The problem: Tell how many lines in these records contain the string "from", with only the number as the reply.

(Collected data entries)
▽
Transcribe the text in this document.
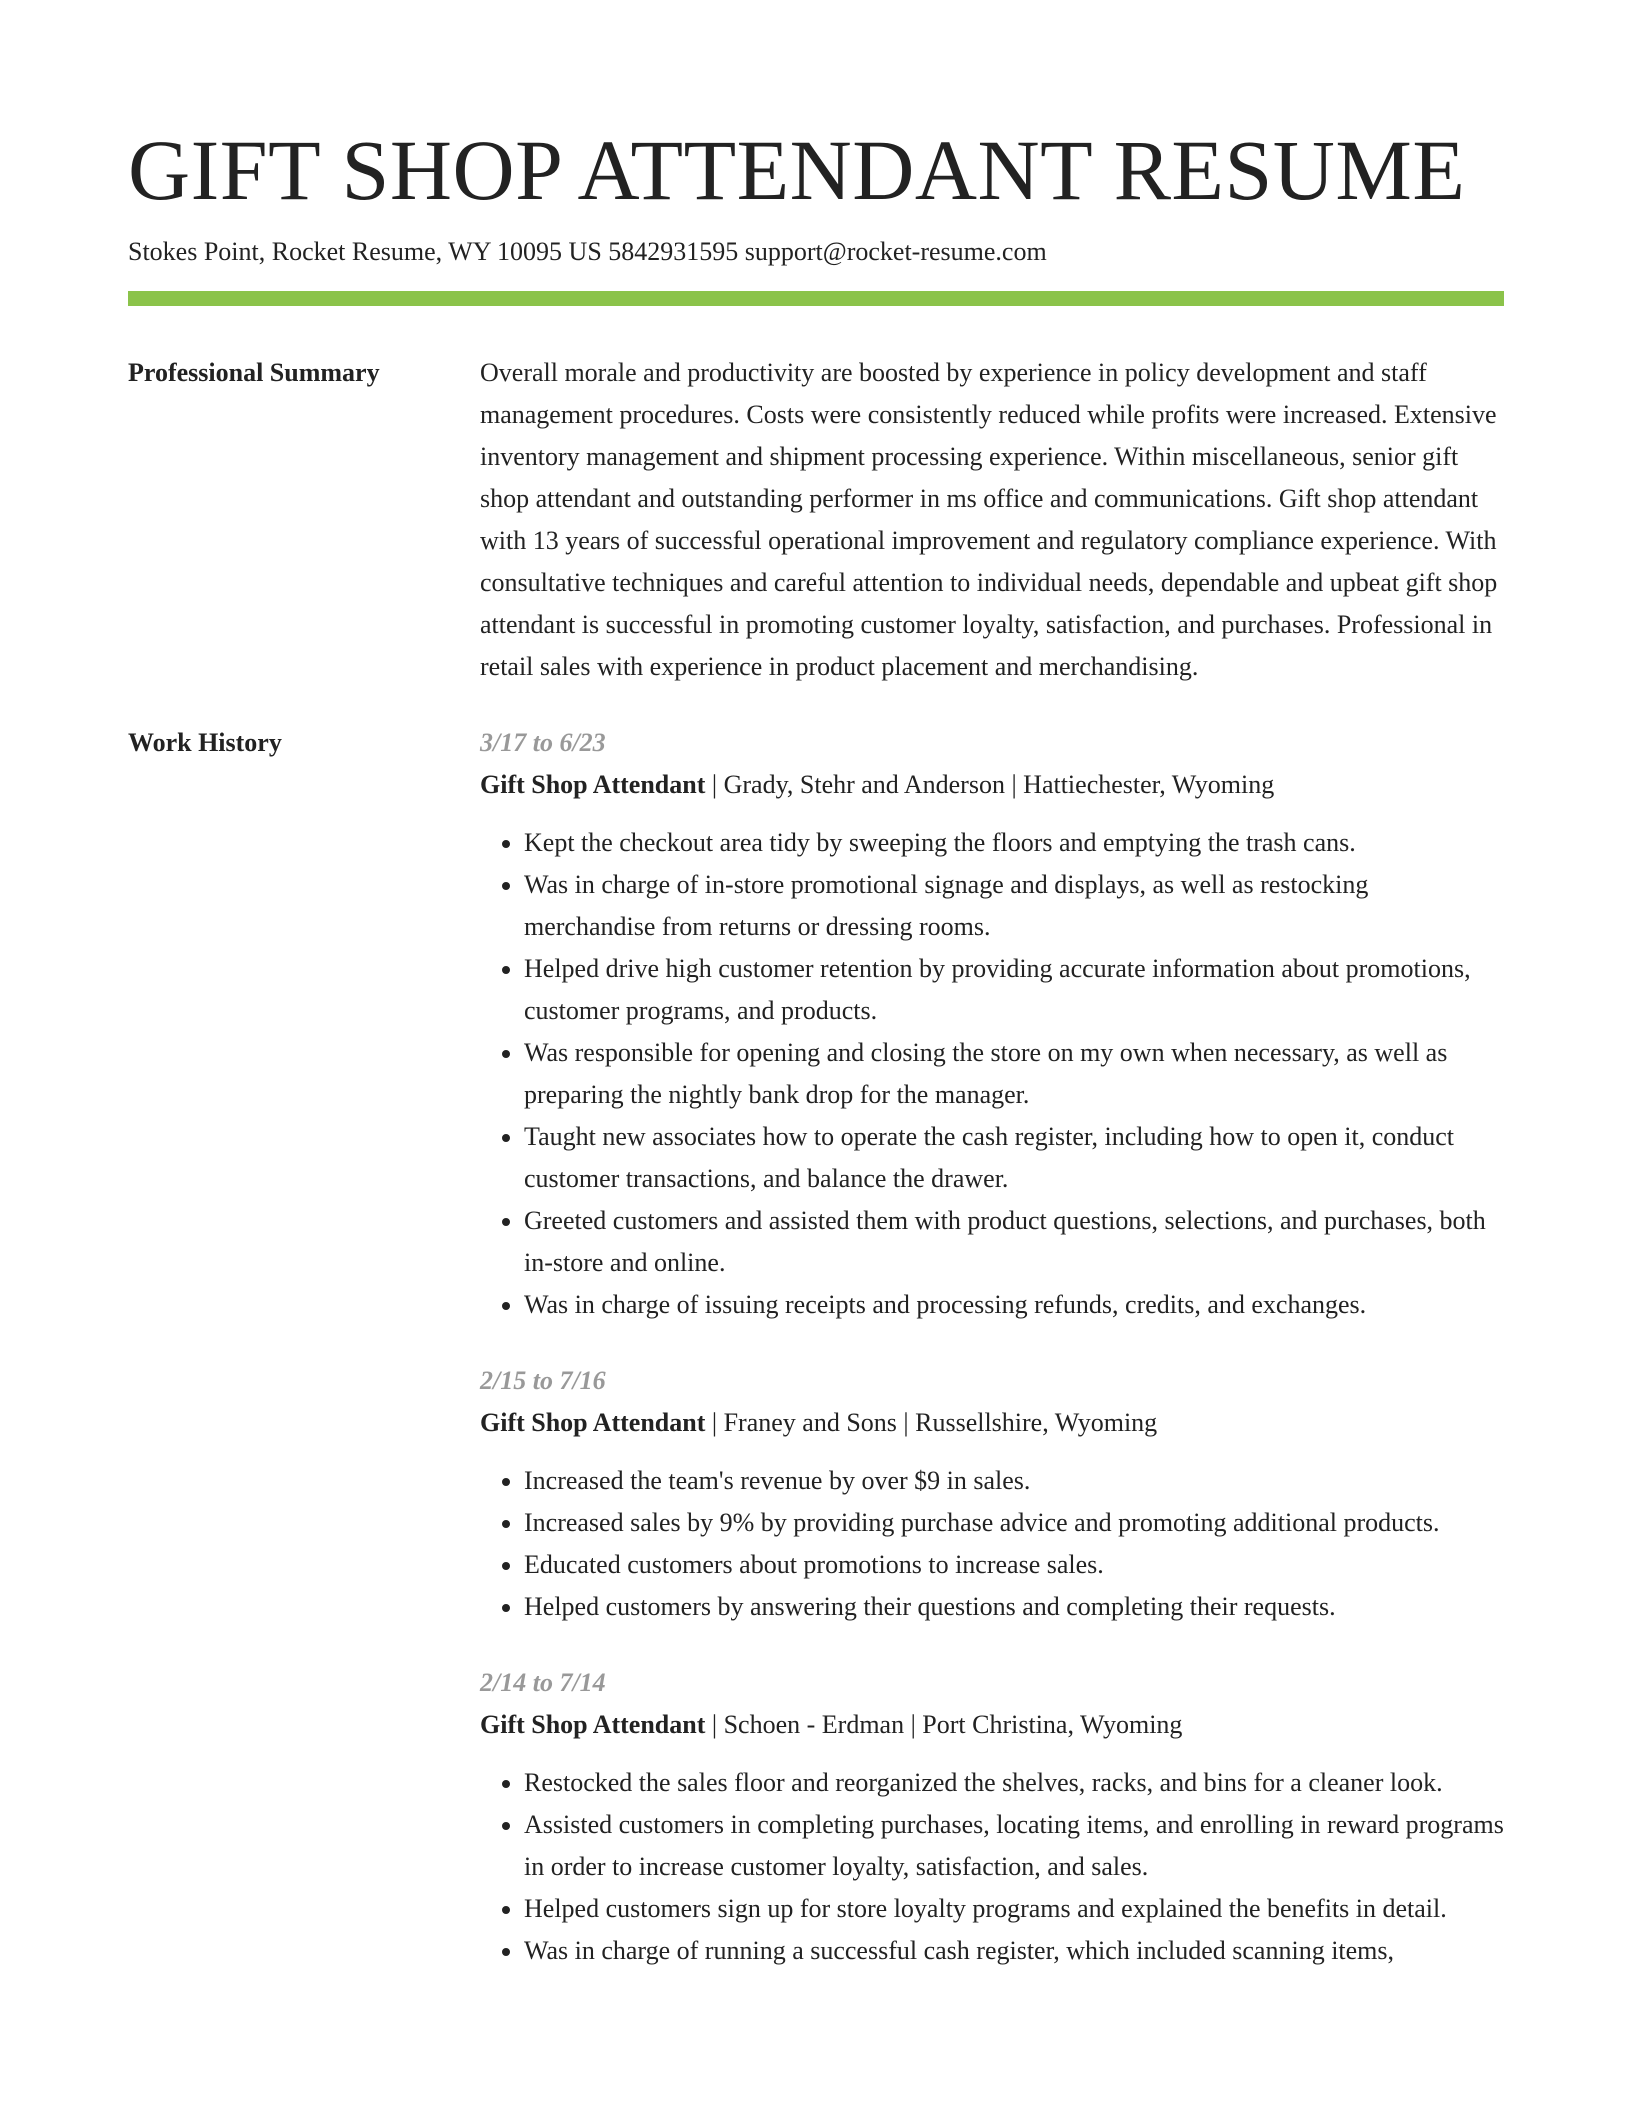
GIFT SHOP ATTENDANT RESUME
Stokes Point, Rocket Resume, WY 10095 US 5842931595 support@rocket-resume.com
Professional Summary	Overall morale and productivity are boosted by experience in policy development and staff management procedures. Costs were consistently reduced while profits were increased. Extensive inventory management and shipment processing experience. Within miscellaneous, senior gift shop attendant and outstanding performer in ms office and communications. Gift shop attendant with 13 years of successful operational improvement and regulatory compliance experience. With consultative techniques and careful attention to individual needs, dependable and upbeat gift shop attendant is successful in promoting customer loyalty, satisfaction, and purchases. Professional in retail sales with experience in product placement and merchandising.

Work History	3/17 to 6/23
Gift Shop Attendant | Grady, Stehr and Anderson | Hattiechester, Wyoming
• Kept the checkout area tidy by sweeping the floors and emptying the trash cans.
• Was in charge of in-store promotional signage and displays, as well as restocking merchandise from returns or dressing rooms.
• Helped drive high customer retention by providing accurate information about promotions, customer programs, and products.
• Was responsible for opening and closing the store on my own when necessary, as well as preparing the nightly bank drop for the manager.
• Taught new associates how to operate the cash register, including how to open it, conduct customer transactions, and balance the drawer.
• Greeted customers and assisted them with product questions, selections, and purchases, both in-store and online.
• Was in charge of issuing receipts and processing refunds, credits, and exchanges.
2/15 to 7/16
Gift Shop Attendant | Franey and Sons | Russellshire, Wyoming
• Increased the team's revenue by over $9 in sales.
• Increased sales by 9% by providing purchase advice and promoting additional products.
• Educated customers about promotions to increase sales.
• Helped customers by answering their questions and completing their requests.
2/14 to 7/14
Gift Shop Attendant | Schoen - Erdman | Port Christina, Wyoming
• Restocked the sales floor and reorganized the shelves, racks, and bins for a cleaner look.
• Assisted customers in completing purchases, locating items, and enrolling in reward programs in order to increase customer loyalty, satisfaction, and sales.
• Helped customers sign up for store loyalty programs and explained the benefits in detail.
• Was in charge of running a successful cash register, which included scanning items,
△
▽
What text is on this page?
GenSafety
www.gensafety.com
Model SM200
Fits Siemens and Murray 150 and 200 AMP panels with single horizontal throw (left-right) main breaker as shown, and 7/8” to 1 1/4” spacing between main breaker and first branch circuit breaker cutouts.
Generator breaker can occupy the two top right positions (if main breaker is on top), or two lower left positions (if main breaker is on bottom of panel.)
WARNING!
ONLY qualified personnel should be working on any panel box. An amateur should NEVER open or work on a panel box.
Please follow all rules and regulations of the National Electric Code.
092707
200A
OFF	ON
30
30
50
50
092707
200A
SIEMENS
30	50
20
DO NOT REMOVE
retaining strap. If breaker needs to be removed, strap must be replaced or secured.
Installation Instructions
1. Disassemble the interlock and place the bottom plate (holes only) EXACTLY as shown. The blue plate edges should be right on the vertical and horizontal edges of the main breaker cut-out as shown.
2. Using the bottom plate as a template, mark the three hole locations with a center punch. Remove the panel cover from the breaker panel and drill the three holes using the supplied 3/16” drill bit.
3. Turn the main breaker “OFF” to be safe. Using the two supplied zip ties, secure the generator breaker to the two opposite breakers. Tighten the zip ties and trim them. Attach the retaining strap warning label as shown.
△
Full solution: 2